--- start of Information given ---
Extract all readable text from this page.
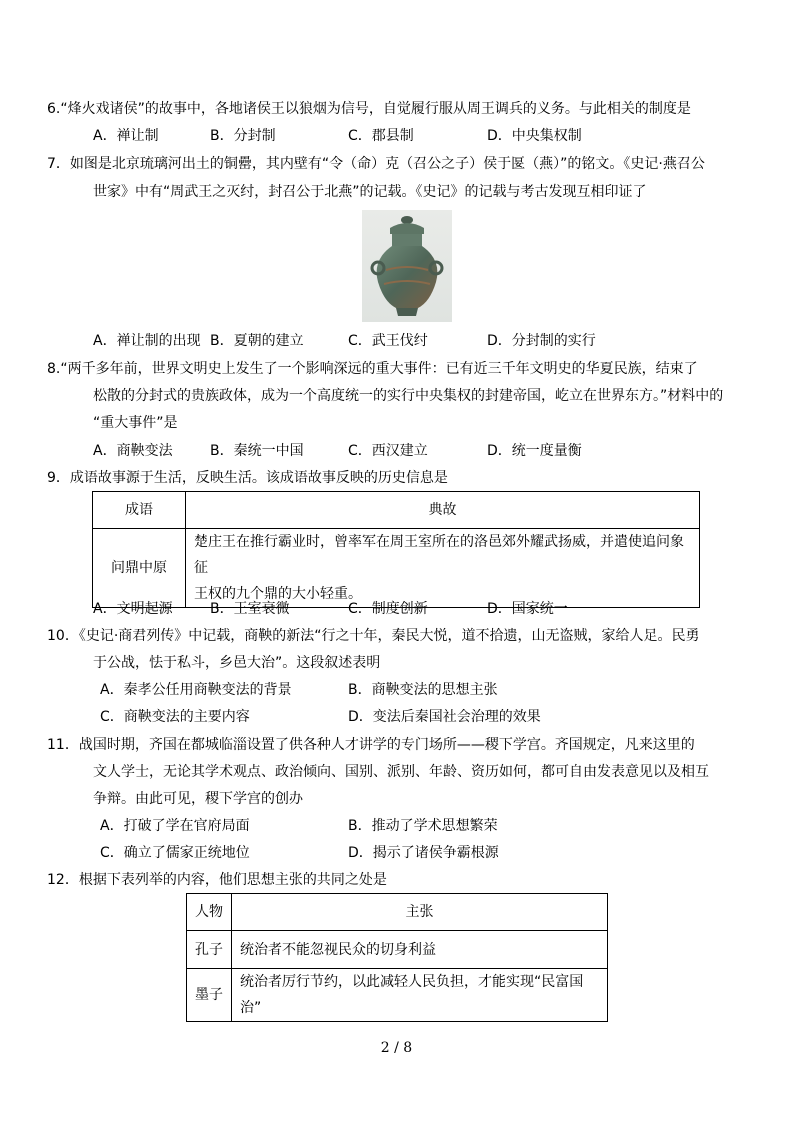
6.“烽火戏诸侯”的故事中，各地诸侯王以狼烟为信号，自觉履行服从周王调兵的义务。与此相关的制度是
A．禅让制	B．分封制	C．郡县制	D．中央集权制
7．如图是北京琉璃河出土的铜罍，其内壁有“令（命）克（召公之子）侯于匽（燕）”的铭文。《史记·燕召公
世家》中有“周武王之灭纣，封召公于北燕”的记载。《史记》的记载与考古发现互相印证了
A．禅让制的出现 B．夏朝的建立	C．武王伐纣	D．分封制的实行
8.“两千多年前，世界文明史上发生了一个影响深远的重大事件：已有近三千年文明史的华夏民族，结束了
松散的分封式的贵族政体，成为一个高度统一的实行中央集权的封建帝国，屹立在世界东方。”材料中的
“重大事件”是
A．商鞅变法	B．秦统一中国	C．西汉建立	D．统一度量衡
9．成语故事源于生活，反映生活。该成语故事反映的历史信息是
成语	典故
问鼎中原	楚庄王在推行霸业时，曾率军在周王室所在的洛邑郊外耀武扬威，并遣使追问象征
王权的九个鼎的大小轻重。
A．文明起源	B．王室衰微	C．制度创新	D．国家统一
10．《史记·商君列传》中记载，商鞅的新法“行之十年，秦民大悦，道不拾遗，山无盗贼，家给人足。民勇
于公战，怯于私斗，乡邑大治”。这段叙述表明
A．秦孝公任用商鞅变法的背景	B．商鞅变法的思想主张
C．商鞅变法的主要内容	D．变法后秦国社会治理的效果
11．战国时期，齐国在都城临淄设置了供各种人才讲学的专门场所——稷下学宫。齐国规定，凡来这里的
文人学士，无论其学术观点、政治倾向、国别、派别、年龄、资历如何，都可自由发表意见以及相互
争辩。由此可见，稷下学宫的创办
A．打破了学在官府局面	B．推动了学术思想繁荣
C．确立了儒家正统地位	D．揭示了诸侯争霸根源
12．根据下表列举的内容，他们思想主张的共同之处是
人物	主张
孔子	统治者不能忽视民众的切身利益
墨子	统治者厉行节约，以此减轻人民负担，才能实现“民富国治”
2 / 8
--- end of Information given ---
Copy the data exactly. Any picture it contains is to be omitted.

» **Final result**
Extract all readable text from this page.
6.“烽火戏诸侯”的故事中，各地诸侯王以狼烟为信号，自觉履行服从周王调兵的义务。与此相关的制度是
A．禅让制	B．分封制	C．郡县制	D．中央集权制
7．如图是北京琉璃河出土的铜罍，其内壁有“令（命）克（召公之子）侯于匽（燕）”的铭文。《史记·燕召公
世家》中有“周武王之灭纣，封召公于北燕”的记载。《史记》的记载与考古发现互相印证了
A．禅让制的出现 B．夏朝的建立	C．武王伐纣	D．分封制的实行
8.“两千多年前，世界文明史上发生了一个影响深远的重大事件：已有近三千年文明史的华夏民族，结束了
松散的分封式的贵族政体，成为一个高度统一的实行中央集权的封建帝国，屹立在世界东方。”材料中的
“重大事件”是
A．商鞅变法	B．秦统一中国	C．西汉建立	D．统一度量衡
9．成语故事源于生活，反映生活。该成语故事反映的历史信息是
成语	典故
问鼎中原	楚庄王在推行霸业时，曾率军在周王室所在的洛邑郊外耀武扬威，并遣使追问象征
王权的九个鼎的大小轻重。
A．文明起源	B．王室衰微	C．制度创新	D．国家统一
10．《史记·商君列传》中记载，商鞅的新法“行之十年，秦民大悦，道不拾遗，山无盗贼，家给人足。民勇
于公战，怯于私斗，乡邑大治”。这段叙述表明
A．秦孝公任用商鞅变法的背景	B．商鞅变法的思想主张
C．商鞅变法的主要内容	D．变法后秦国社会治理的效果
11．战国时期，齐国在都城临淄设置了供各种人才讲学的专门场所——稷下学宫。齐国规定，凡来这里的
文人学士，无论其学术观点、政治倾向、国别、派别、年龄、资历如何，都可自由发表意见以及相互
争辩。由此可见，稷下学宫的创办
A．打破了学在官府局面	B．推动了学术思想繁荣
C．确立了儒家正统地位	D．揭示了诸侯争霸根源
12．根据下表列举的内容，他们思想主张的共同之处是
人物	主张
孔子	统治者不能忽视民众的切身利益
墨子	统治者厉行节约，以此减轻人民负担，才能实现“民富国治”
2 / 8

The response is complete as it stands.